Exercise instructions: Extract each line of the data below exactly as written.

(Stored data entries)

-*-*-

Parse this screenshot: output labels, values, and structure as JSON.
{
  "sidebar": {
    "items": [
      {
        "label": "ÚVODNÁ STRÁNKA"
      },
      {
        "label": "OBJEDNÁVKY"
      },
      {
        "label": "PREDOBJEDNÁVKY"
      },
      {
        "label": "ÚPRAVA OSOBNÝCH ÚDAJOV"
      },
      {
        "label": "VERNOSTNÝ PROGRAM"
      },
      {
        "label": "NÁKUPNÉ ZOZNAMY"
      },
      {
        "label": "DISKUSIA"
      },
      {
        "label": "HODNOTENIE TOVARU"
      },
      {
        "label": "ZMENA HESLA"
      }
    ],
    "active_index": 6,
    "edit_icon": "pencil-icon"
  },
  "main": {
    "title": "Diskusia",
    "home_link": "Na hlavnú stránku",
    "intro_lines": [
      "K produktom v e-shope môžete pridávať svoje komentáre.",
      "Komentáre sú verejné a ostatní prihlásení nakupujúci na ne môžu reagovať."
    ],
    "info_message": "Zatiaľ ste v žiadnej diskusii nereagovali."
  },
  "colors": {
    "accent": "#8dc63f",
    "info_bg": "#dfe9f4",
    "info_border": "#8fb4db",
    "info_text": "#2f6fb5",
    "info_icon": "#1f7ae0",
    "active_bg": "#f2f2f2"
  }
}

-*-*-

Answer to the problem:
Parse this screenshot: output labels, values, and structure as JSON.
{
  "sidebar": {
    "items": [
      {
        "label": "ÚVODNÁ STRÁNKA"
      },
      {
        "label": "OBJEDNÁVKY"
      },
      {
        "label": "PREDOBJEDNÁVKY"
      },
      {
        "label": "ÚPRAVA OSOBNÝCH ÚDAJOV"
      },
      {
        "label": "VERNOSTNÝ PROGRAM"
      },
      {
        "label": "NÁKUPNÉ ZOZNAMY"
      },
      {
        "label": "DISKUSIA"
      },
      {
        "label": "HODNOTENIE TOVARU"
      },
      {
        "label": "ZMENA HESLA"
      }
    ],
    "active_index": 6,
    "edit_icon": "pencil-icon"
  },
  "main": {
    "title": "Diskusia",
    "home_link": "Na hlavnú stránku",
    "intro_lines": [
      "K produktom v e-shope môžete pridávať svoje komentáre.",
      "Komentáre sú verejné a ostatní prihlásení nakupujúci na ne môžu reagovať."
    ],
    "info_message": "Zatiaľ ste v žiadnej diskusii nereagovali."
  },
  "colors": {
    "accent": "#8dc63f",
    "info_bg": "#dfe9f4",
    "info_border": "#8fb4db",
    "info_text": "#2f6fb5",
    "info_icon": "#1f7ae0",
    "active_bg": "#f2f2f2"
  }
}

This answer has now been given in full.